── Supplied entries ──

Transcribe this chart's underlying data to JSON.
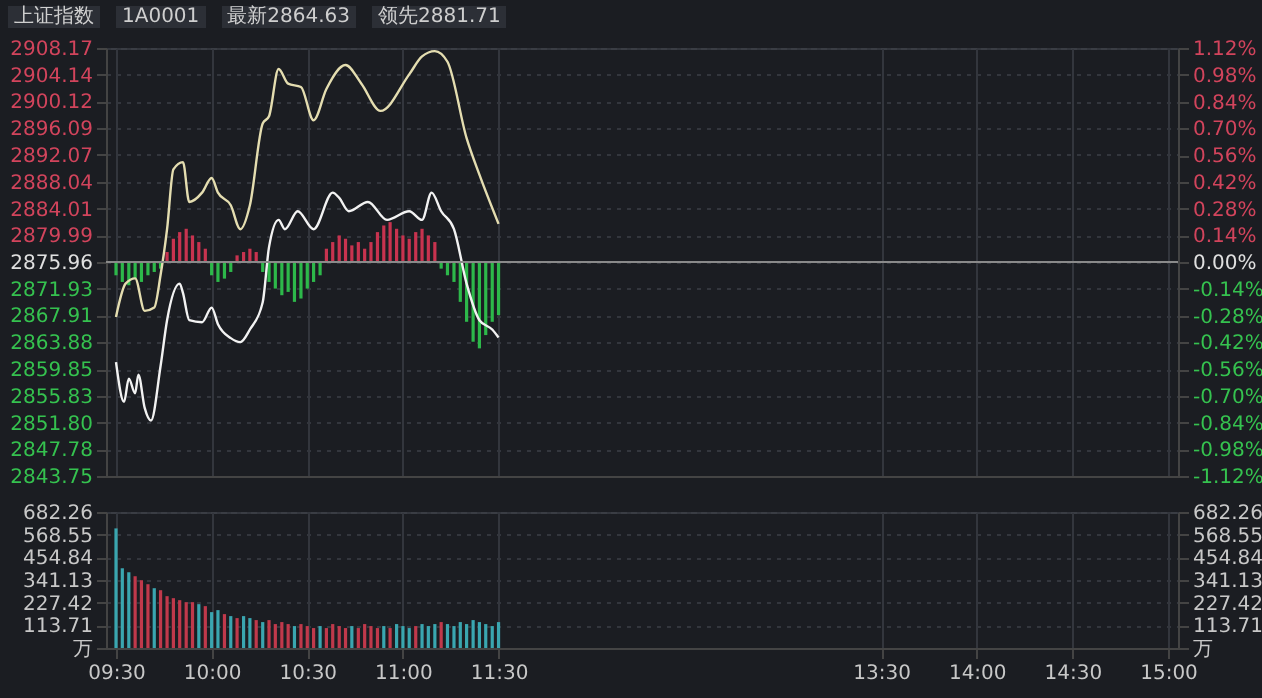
{
  "chart_data": [
    {
      "type": "line",
      "title": "上证指数",
      "annotations": [
        "1A0001",
        "最新2864.63",
        "领先2881.71"
      ],
      "xlim": [
        9.5,
        15
      ],
      "xticks": [
        {
          "value": 9.5,
          "label": null
        },
        {
          "value": 10,
          "label": null
        },
        {
          "value": 10.5,
          "label": null
        },
        {
          "value": 11,
          "label": null
        },
        {
          "value": 11.5,
          "label": null
        },
        {
          "value": 13.5,
          "label": null
        },
        {
          "value": 14,
          "label": null
        },
        {
          "value": 14.5,
          "label": null
        },
        {
          "value": 15,
          "label": null
        }
      ],
      "ylim": [
        2843.75,
        2908.17
      ],
      "yticks": [
        2843.75,
        2847.78,
        {
          "value": 2851.8,
          "label": "2851.80"
        },
        2855.83,
        2859.85,
        2863.88,
        2867.91,
        2871.93,
        2875.96,
        2879.99,
        2884.01,
        2888.04,
        2892.07,
        2896.09,
        2900.12,
        2904.14,
        2908.17
      ],
      "y2lim": [
        -1.12,
        1.12
      ],
      "y2ticks": [
        {
          "value": -1.12,
          "label": "-1.12%"
        },
        {
          "value": -0.98,
          "label": "-0.98%"
        },
        {
          "value": -0.84,
          "label": "-0.84%"
        },
        {
          "value": -0.7,
          "label": "-0.70%"
        },
        {
          "value": -0.56,
          "label": "-0.56%"
        },
        {
          "value": -0.42,
          "label": "-0.42%"
        },
        {
          "value": -0.28,
          "label": "-0.28%"
        },
        {
          "value": -0.14,
          "label": "-0.14%"
        },
        {
          "value": 0,
          "label": "0.00%"
        },
        {
          "value": 0.14,
          "label": "0.14%"
        },
        {
          "value": 0.28,
          "label": "0.28%"
        },
        {
          "value": 0.42,
          "label": "0.42%"
        },
        {
          "value": 0.56,
          "label": "0.56%"
        },
        {
          "value": 0.7,
          "label": "0.70%"
        },
        {
          "value": 0.84,
          "label": "0.84%"
        },
        {
          "value": 0.98,
          "label": "0.98%"
        },
        {
          "value": 1.12,
          "label": "1.12%"
        }
      ],
      "tick_labels": "y",
      "grid": true,
      "ref_lines": [
        {
          "axis": "y",
          "value": 2875.96,
          "color": "#8a8a8a"
        }
      ],
      "series": [
        {
          "type": "bar",
          "x": [
            9.5,
            9.533,
            9.567,
            9.6,
            9.633,
            9.667,
            9.7,
            9.733,
            9.767,
            9.8,
            9.833,
            9.867,
            9.9,
            9.933,
            9.967,
            10,
            10.033,
            10.067,
            10.1,
            10.133,
            10.167,
            10.2,
            10.233,
            10.267,
            10.3,
            10.333,
            10.367,
            10.4,
            10.433,
            10.467,
            10.5,
            10.533,
            10.567,
            10.6,
            10.633,
            10.667,
            10.7,
            10.733,
            10.767,
            10.8,
            10.833,
            10.867,
            10.9,
            10.933,
            10.967,
            11,
            11.033,
            11.067,
            11.1,
            11.133,
            11.167,
            11.2,
            11.233,
            11.267,
            11.3,
            11.333,
            11.367,
            11.4,
            11.433,
            11.467,
            11.5
          ],
          "base": [
            2875.96,
            2875.96,
            2875.96,
            2875.96,
            2875.96,
            2875.96,
            2875.96,
            2875.96,
            2875.96,
            2875.96,
            2875.96,
            2875.96,
            2875.96,
            2875.96,
            2875.96,
            2875.96,
            2875.96,
            2875.96,
            2875.96,
            2875.96,
            2875.96,
            2875.96,
            2875.96,
            2875.96,
            2875.96,
            2875.96,
            2875.96,
            2875.96,
            2875.96,
            2875.96,
            2875.96,
            2875.96,
            2875.96,
            2875.96,
            2875.96,
            2875.96,
            2875.96,
            2875.96,
            2875.96,
            2875.96,
            2875.96,
            2875.96,
            2875.96,
            2875.96,
            2875.96,
            2875.96,
            2875.96,
            2875.96,
            2875.96,
            2875.96,
            2875.96,
            2875.96,
            2875.96,
            2875.96,
            2875.96,
            2875.96,
            2875.96,
            2875.96,
            2875.96,
            2875.96,
            2875.96
          ],
          "values": [
            -2,
            -3,
            -3.5,
            -2.5,
            -3,
            -2,
            -1.5,
            -1,
            1.5,
            3.5,
            4.5,
            5,
            4,
            3,
            2,
            -2,
            -3,
            -2.5,
            -1.5,
            1,
            1.5,
            2,
            1.5,
            -1.5,
            -3,
            -4,
            -5,
            -4.5,
            -6,
            -5.5,
            -4,
            -3,
            -2,
            2,
            3,
            4,
            3.5,
            2.5,
            3,
            2,
            3,
            4.5,
            5.5,
            6,
            5,
            4,
            3.5,
            4.5,
            5,
            4,
            3,
            -1,
            -2,
            -3,
            -6,
            -9,
            -12,
            -13,
            -11,
            -9,
            -8
          ],
          "colors": [
            "#2db84a",
            "#2db84a",
            "#2db84a",
            "#2db84a",
            "#2db84a",
            "#2db84a",
            "#2db84a",
            "#2db84a",
            "#c8334f",
            "#c8334f",
            "#c8334f",
            "#c8334f",
            "#c8334f",
            "#c8334f",
            "#c8334f",
            "#2db84a",
            "#2db84a",
            "#2db84a",
            "#2db84a",
            "#c8334f",
            "#c8334f",
            "#c8334f",
            "#c8334f",
            "#2db84a",
            "#2db84a",
            "#2db84a",
            "#2db84a",
            "#2db84a",
            "#2db84a",
            "#2db84a",
            "#2db84a",
            "#2db84a",
            "#2db84a",
            "#c8334f",
            "#c8334f",
            "#c8334f",
            "#c8334f",
            "#c8334f",
            "#c8334f",
            "#c8334f",
            "#c8334f",
            "#c8334f",
            "#c8334f",
            "#c8334f",
            "#c8334f",
            "#c8334f",
            "#c8334f",
            "#c8334f",
            "#c8334f",
            "#c8334f",
            "#c8334f",
            "#2db84a",
            "#2db84a",
            "#2db84a",
            "#2db84a",
            "#2db84a",
            "#2db84a",
            "#2db84a",
            "#2db84a",
            "#2db84a",
            "#2db84a"
          ]
        },
        {
          "type": "line",
          "color": "#e4ddb0",
          "x": [
            9.5,
            9.55,
            9.6,
            9.65,
            9.7,
            9.733,
            9.767,
            9.8,
            9.85,
            9.883,
            9.95,
            10,
            10.033,
            10.1,
            10.15,
            10.2,
            10.267,
            10.3,
            10.35,
            10.4,
            10.467,
            10.533,
            10.6,
            10.7,
            10.783,
            10.883,
            11.033,
            11.1,
            11.167,
            11.233,
            11.333,
            11.4,
            11.5
          ],
          "values": [
            2867.7,
            2872.7,
            2873.5,
            2868.6,
            2869.1,
            2874.0,
            2880.9,
            2889.9,
            2891.0,
            2885.0,
            2886.4,
            2888.6,
            2886.4,
            2884.5,
            2880.9,
            2884.5,
            2896.8,
            2897.9,
            2905.0,
            2902.8,
            2902.3,
            2897.3,
            2902.0,
            2905.6,
            2902.8,
            2898.7,
            2904.2,
            2906.9,
            2907.7,
            2906.1,
            2894.6,
            2889.1,
            2881.7
          ]
        },
        {
          "type": "line",
          "color": "#f2f2f2",
          "x": [
            9.5,
            9.542,
            9.567,
            9.6,
            9.617,
            9.65,
            9.683,
            9.733,
            9.767,
            9.833,
            9.85,
            9.883,
            9.95,
            10,
            10.033,
            10.1,
            10.15,
            10.2,
            10.267,
            10.3,
            10.35,
            10.383,
            10.45,
            10.533,
            10.633,
            10.667,
            10.717,
            10.817,
            10.917,
            11.033,
            11.1,
            11.15,
            11.2,
            11.267,
            11.333,
            11.4,
            11.467,
            11.5
          ],
          "values": [
            2860.9,
            2854.9,
            2858.4,
            2856.2,
            2859.0,
            2854.0,
            2852.1,
            2860.3,
            2867.2,
            2872.7,
            2871.3,
            2867.2,
            2866.9,
            2869.1,
            2866.6,
            2864.5,
            2863.9,
            2865.8,
            2869.9,
            2878.2,
            2882.3,
            2880.9,
            2883.6,
            2880.9,
            2886.4,
            2885.6,
            2883.6,
            2885.0,
            2882.3,
            2883.6,
            2882.3,
            2886.4,
            2883.6,
            2880.9,
            2872.7,
            2867.2,
            2865.8,
            2864.6
          ]
        }
      ]
    },
    {
      "type": "bar",
      "xlim": [
        9.5,
        15
      ],
      "xticks": [
        {
          "value": 9.5,
          "label": "09:30"
        },
        {
          "value": 10,
          "label": "10:00"
        },
        {
          "value": 10.5,
          "label": "10:30"
        },
        {
          "value": 11,
          "label": "11:00"
        },
        {
          "value": 11.5,
          "label": "11:30"
        },
        {
          "value": 13.5,
          "label": "13:30"
        },
        {
          "value": 14,
          "label": "14:00"
        },
        {
          "value": 14.5,
          "label": "14:30"
        },
        {
          "value": 15,
          "label": "15:00"
        }
      ],
      "ylim": [
        0,
        682.26
      ],
      "yticks": [
        {
          "value": 0,
          "label": "万"
        },
        113.71,
        227.42,
        341.13,
        454.84,
        568.55,
        682.26
      ],
      "y2lim": [
        0,
        682.26
      ],
      "y2ticks": [
        {
          "value": 0,
          "label": "万"
        },
        113.71,
        227.42,
        341.13,
        454.84,
        568.55,
        682.26
      ],
      "grid": true,
      "x": [
        9.5,
        9.533,
        9.567,
        9.6,
        9.633,
        9.667,
        9.7,
        9.733,
        9.767,
        9.8,
        9.833,
        9.867,
        9.9,
        9.933,
        9.967,
        10,
        10.033,
        10.067,
        10.1,
        10.133,
        10.167,
        10.2,
        10.233,
        10.267,
        10.3,
        10.333,
        10.367,
        10.4,
        10.433,
        10.467,
        10.5,
        10.533,
        10.567,
        10.6,
        10.633,
        10.667,
        10.7,
        10.733,
        10.767,
        10.8,
        10.833,
        10.867,
        10.9,
        10.933,
        10.967,
        11,
        11.033,
        11.067,
        11.1,
        11.133,
        11.167,
        11.2,
        11.233,
        11.267,
        11.3,
        11.333,
        11.367,
        11.4,
        11.433,
        11.467,
        11.5
      ],
      "values": [
        600,
        400,
        380,
        360,
        340,
        320,
        300,
        290,
        260,
        250,
        240,
        230,
        230,
        220,
        210,
        180,
        190,
        170,
        160,
        150,
        160,
        150,
        140,
        130,
        140,
        120,
        130,
        120,
        110,
        120,
        110,
        100,
        110,
        100,
        120,
        110,
        100,
        110,
        100,
        120,
        110,
        100,
        110,
        100,
        120,
        110,
        100,
        110,
        120,
        110,
        120,
        130,
        120,
        110,
        130,
        120,
        140,
        130,
        120,
        110,
        130
      ],
      "colors": [
        "#3aa6b0",
        "#3aa6b0",
        "#3aa6b0",
        "#c0394b",
        "#c0394b",
        "#c0394b",
        "#3aa6b0",
        "#c0394b",
        "#c0394b",
        "#c0394b",
        "#c0394b",
        "#c0394b",
        "#c0394b",
        "#3aa6b0",
        "#c0394b",
        "#3aa6b0",
        "#3aa6b0",
        "#c0394b",
        "#3aa6b0",
        "#c0394b",
        "#3aa6b0",
        "#3aa6b0",
        "#c0394b",
        "#3aa6b0",
        "#c0394b",
        "#c0394b",
        "#c0394b",
        "#c0394b",
        "#3aa6b0",
        "#c0394b",
        "#c0394b",
        "#c0394b",
        "#3aa6b0",
        "#c0394b",
        "#c0394b",
        "#c0394b",
        "#c0394b",
        "#3aa6b0",
        "#c0394b",
        "#c0394b",
        "#c0394b",
        "#c0394b",
        "#3aa6b0",
        "#c0394b",
        "#3aa6b0",
        "#3aa6b0",
        "#3aa6b0",
        "#c0394b",
        "#3aa6b0",
        "#3aa6b0",
        "#3aa6b0",
        "#c0394b",
        "#3aa6b0",
        "#3aa6b0",
        "#3aa6b0",
        "#3aa6b0",
        "#3aa6b0",
        "#3aa6b0",
        "#3aa6b0",
        "#3aa6b0",
        "#3aa6b0"
      ]
    }
  ]
}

───

What the task asks :: Pull out each line containing the word "type" and copy it.

Written answer ::
      "type": "line",
          "type": "bar",
          "type": "line",
          "type": "line",
      "type": "bar",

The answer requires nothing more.